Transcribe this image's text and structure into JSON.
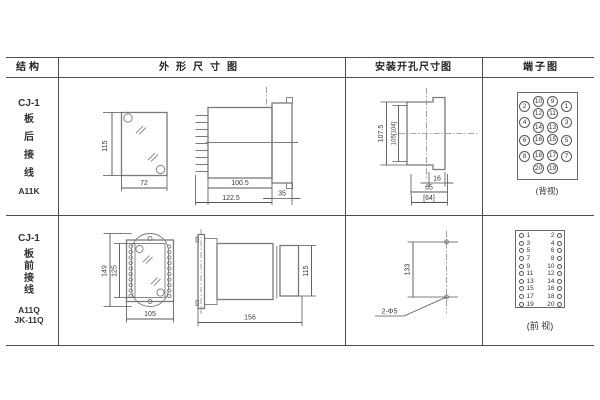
{
  "table": {
    "headers": {
      "structure": "结构",
      "outline": "外形尺寸图",
      "mounting": "安装开孔尺寸图",
      "terminal": "端子图"
    }
  },
  "rows": [
    {
      "structure_lines": [
        "CJ-1",
        "板",
        "后",
        "接",
        "线",
        "A11K"
      ],
      "outline": {
        "height": "115",
        "width": "72",
        "body_depth": "100.5",
        "total_depth": "122.5",
        "panel_thickness": "35"
      },
      "mounting": {
        "outer_height": "107.5",
        "inner_height": "105[104]",
        "slot_width": "16",
        "span": "65",
        "span_alt": "[64]"
      },
      "terminal_label": "(背视)"
    },
    {
      "structure_lines": [
        "CJ-1",
        "板",
        "前",
        "接",
        "线",
        "A11Q",
        "JK-11Q"
      ],
      "outline": {
        "plate_height": "149",
        "window_height": "125",
        "width": "105",
        "total_depth": "156",
        "height": "115"
      },
      "mounting": {
        "hole_spacing": "133",
        "hole_spec": "2-Φ5"
      },
      "terminal_label": "(前 视)"
    }
  ],
  "terminal_back": {
    "rows": [
      {
        "mid": [
          "10",
          "9"
        ],
        "left": "2",
        "right": "1"
      },
      {
        "mid": [
          "12",
          "11"
        ],
        "left": "4",
        "right": "3"
      },
      {
        "mid": [
          "14",
          "13"
        ]
      },
      {
        "mid": [
          "16",
          "15"
        ],
        "left": "6",
        "right": "5"
      },
      {
        "mid": [
          "18",
          "17"
        ],
        "left": "8",
        "right": "7"
      },
      {
        "mid": [
          "20",
          "19"
        ]
      }
    ]
  },
  "terminal_front": {
    "rows": [
      [
        "1",
        "2"
      ],
      [
        "3",
        "4"
      ],
      [
        "5",
        "6"
      ],
      [
        "7",
        "8"
      ],
      [
        "9",
        "10"
      ],
      [
        "11",
        "12"
      ],
      [
        "13",
        "14"
      ],
      [
        "15",
        "16"
      ],
      [
        "17",
        "18"
      ],
      [
        "19",
        "20"
      ]
    ]
  },
  "colors": {
    "table_line": "#4d4d4d",
    "drawing_line": "#7a7a7a",
    "text": "#333333"
  }
}
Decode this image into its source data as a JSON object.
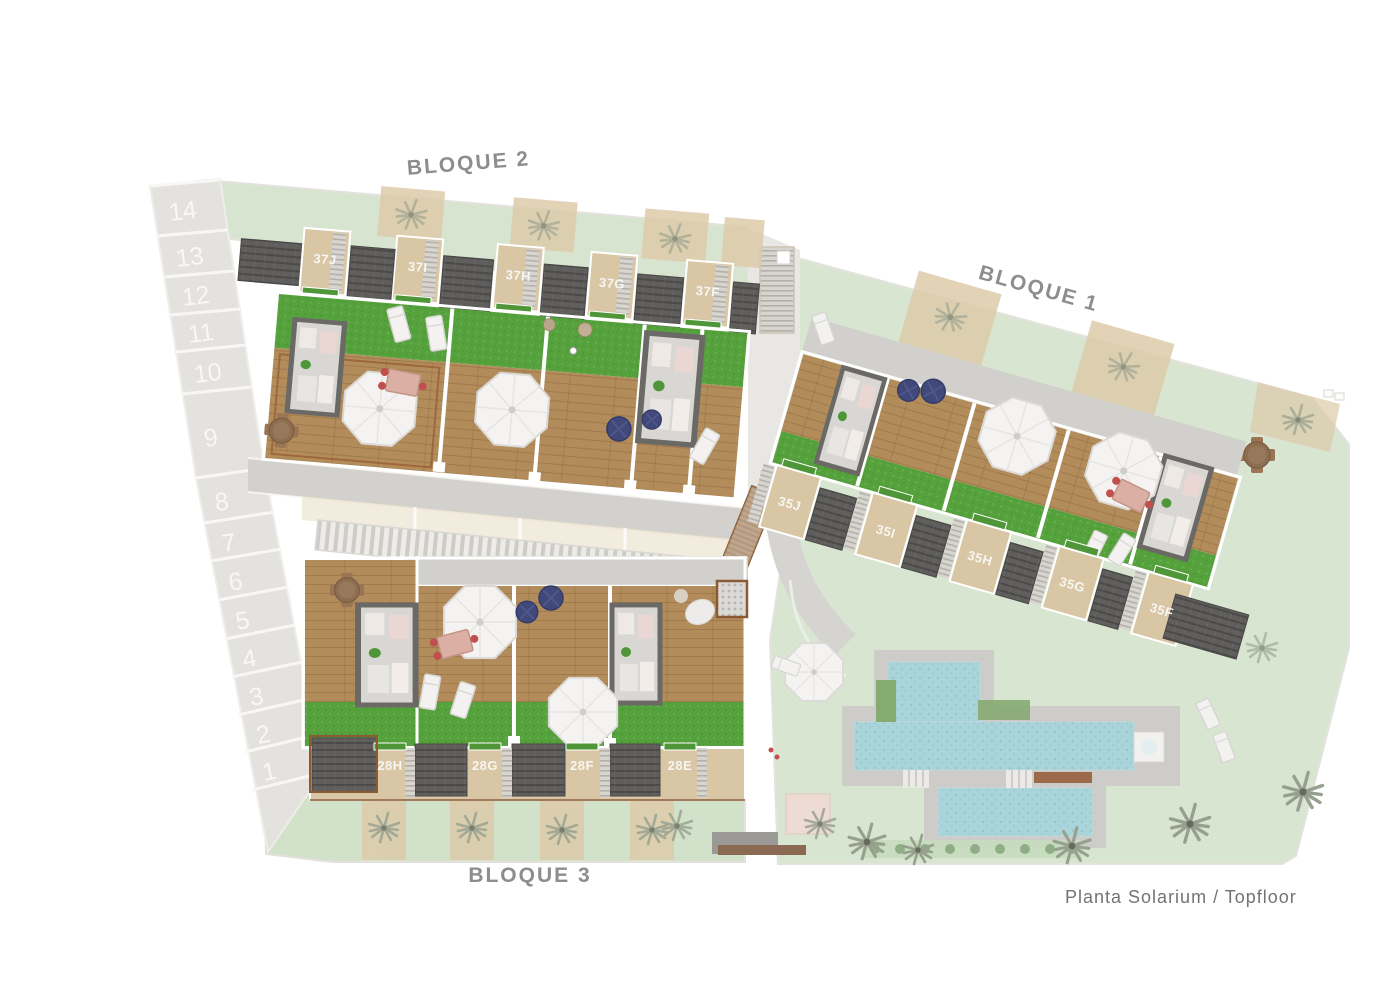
{
  "plan": {
    "caption": "Planta Solarium / Topfloor",
    "blocks": {
      "bloque2": {
        "label": "BLOQUE 2",
        "units": [
          "37J",
          "37I",
          "37H",
          "37G",
          "37F"
        ]
      },
      "bloque1": {
        "label": "BLOQUE 1",
        "units": [
          "35J",
          "35I",
          "35H",
          "35G",
          "35F"
        ]
      },
      "bloque3": {
        "label": "BLOQUE 3",
        "units": [
          "28H",
          "28G",
          "28F",
          "28E"
        ]
      }
    },
    "parking": {
      "spaces": [
        "14",
        "13",
        "12",
        "11",
        "10",
        "9",
        "8",
        "7",
        "6",
        "5",
        "4",
        "3",
        "2",
        "1"
      ]
    },
    "colors": {
      "lawn_light": "#d7e4cf",
      "turf_green": "#55a13c",
      "wood_deck": "#b38c5c",
      "solar_panel": "#5f5e5c",
      "pool_water": "#a9d4da",
      "walkway_gray": "#d2d0cc",
      "unit_tan": "#d9c6a4",
      "edge_brown": "#8a5a33",
      "label_gray": "#8d8d8d"
    },
    "icons": {
      "palm": "palm-tree-icon",
      "parasol": "parasol-icon",
      "lounger": "sun-lounger-icon",
      "dining": "dining-set-icon",
      "pouf": "pouf-icon"
    }
  }
}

§ Required task
Every record above should come back exactly, but without its pictures.

§ Response to this exercise
Transcribe this image's text and structure into JSON.
{
  "table": {
    "headers": {
      "structure": "结构",
      "outline": "外形尺寸图",
      "mounting": "安装开孔尺寸图",
      "terminal": "端子图"
    }
  },
  "rows": [
    {
      "structure_lines": [
        "CJ-1",
        "板",
        "后",
        "接",
        "线",
        "A11K"
      ],
      "outline": {
        "height": "115",
        "width": "72",
        "body_depth": "100.5",
        "total_depth": "122.5",
        "panel_thickness": "35"
      },
      "mounting": {
        "outer_height": "107.5",
        "inner_height": "105[104]",
        "slot_width": "16",
        "span": "65",
        "span_alt": "[64]"
      },
      "terminal_label": "(背视)"
    },
    {
      "structure_lines": [
        "CJ-1",
        "板",
        "前",
        "接",
        "线",
        "A11Q",
        "JK-11Q"
      ],
      "outline": {
        "plate_height": "149",
        "window_height": "125",
        "width": "105",
        "total_depth": "156",
        "height": "115"
      },
      "mounting": {
        "hole_spacing": "133",
        "hole_spec": "2-Φ5"
      },
      "terminal_label": "(前 视)"
    }
  ],
  "terminal_back": {
    "rows": [
      {
        "mid": [
          "10",
          "9"
        ],
        "left": "2",
        "right": "1"
      },
      {
        "mid": [
          "12",
          "11"
        ],
        "left": "4",
        "right": "3"
      },
      {
        "mid": [
          "14",
          "13"
        ]
      },
      {
        "mid": [
          "16",
          "15"
        ],
        "left": "6",
        "right": "5"
      },
      {
        "mid": [
          "18",
          "17"
        ],
        "left": "8",
        "right": "7"
      },
      {
        "mid": [
          "20",
          "19"
        ]
      }
    ]
  },
  "terminal_front": {
    "rows": [
      [
        "1",
        "2"
      ],
      [
        "3",
        "4"
      ],
      [
        "5",
        "6"
      ],
      [
        "7",
        "8"
      ],
      [
        "9",
        "10"
      ],
      [
        "11",
        "12"
      ],
      [
        "13",
        "14"
      ],
      [
        "15",
        "16"
      ],
      [
        "17",
        "18"
      ],
      [
        "19",
        "20"
      ]
    ]
  },
  "colors": {
    "table_line": "#4d4d4d",
    "drawing_line": "#7a7a7a",
    "text": "#333333"
  }
}
Decode this image into its source data as a JSON object.
{
  "plan": {
    "caption": "Planta Solarium / Topfloor",
    "blocks": {
      "bloque2": {
        "label": "BLOQUE 2",
        "units": [
          "37J",
          "37I",
          "37H",
          "37G",
          "37F"
        ]
      },
      "bloque1": {
        "label": "BLOQUE 1",
        "units": [
          "35J",
          "35I",
          "35H",
          "35G",
          "35F"
        ]
      },
      "bloque3": {
        "label": "BLOQUE 3",
        "units": [
          "28H",
          "28G",
          "28F",
          "28E"
        ]
      }
    },
    "parking": {
      "spaces": [
        "14",
        "13",
        "12",
        "11",
        "10",
        "9",
        "8",
        "7",
        "6",
        "5",
        "4",
        "3",
        "2",
        "1"
      ]
    },
    "colors": {
      "lawn_light": "#d7e4cf",
      "turf_green": "#55a13c",
      "wood_deck": "#b38c5c",
      "solar_panel": "#5f5e5c",
      "pool_water": "#a9d4da",
      "walkway_gray": "#d2d0cc",
      "unit_tan": "#d9c6a4",
      "edge_brown": "#8a5a33",
      "label_gray": "#8d8d8d"
    },
    "icons": {
      "palm": "palm-tree-icon",
      "parasol": "parasol-icon",
      "lounger": "sun-lounger-icon",
      "dining": "dining-set-icon",
      "pouf": "pouf-icon"
    }
  }
}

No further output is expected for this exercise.